» **Exercise**
Gather all lines from the material that contain "Inhalt".

(Stored data)
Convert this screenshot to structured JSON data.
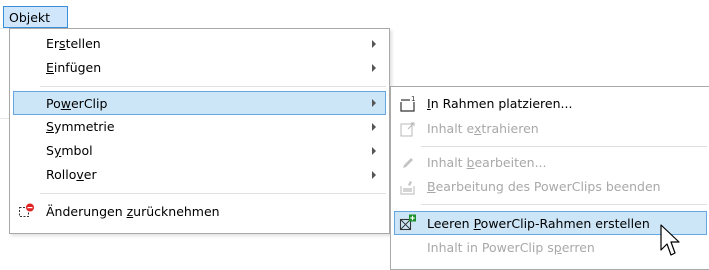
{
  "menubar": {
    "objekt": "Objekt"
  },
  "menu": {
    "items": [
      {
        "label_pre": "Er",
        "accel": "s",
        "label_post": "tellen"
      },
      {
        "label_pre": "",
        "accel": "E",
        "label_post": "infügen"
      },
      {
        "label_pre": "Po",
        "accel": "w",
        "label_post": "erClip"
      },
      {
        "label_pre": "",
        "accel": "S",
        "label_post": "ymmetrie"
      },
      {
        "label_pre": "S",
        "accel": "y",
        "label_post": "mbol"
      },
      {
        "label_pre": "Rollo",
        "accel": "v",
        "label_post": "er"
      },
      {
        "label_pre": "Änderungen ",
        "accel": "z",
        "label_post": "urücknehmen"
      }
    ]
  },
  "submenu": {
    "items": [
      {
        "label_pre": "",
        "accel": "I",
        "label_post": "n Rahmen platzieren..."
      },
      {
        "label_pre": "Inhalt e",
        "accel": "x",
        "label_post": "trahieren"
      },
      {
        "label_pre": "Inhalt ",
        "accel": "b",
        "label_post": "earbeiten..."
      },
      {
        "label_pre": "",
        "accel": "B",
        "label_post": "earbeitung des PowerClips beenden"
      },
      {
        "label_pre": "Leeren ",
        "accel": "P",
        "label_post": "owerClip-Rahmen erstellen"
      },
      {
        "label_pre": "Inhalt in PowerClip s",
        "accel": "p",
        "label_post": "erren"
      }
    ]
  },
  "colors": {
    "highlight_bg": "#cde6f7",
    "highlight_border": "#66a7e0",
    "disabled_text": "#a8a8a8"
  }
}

» **Task output**
        "label_pre": "Inhalt e",
        "label_pre": "Inhalt ",
        "label_pre": "Inhalt in PowerClip s",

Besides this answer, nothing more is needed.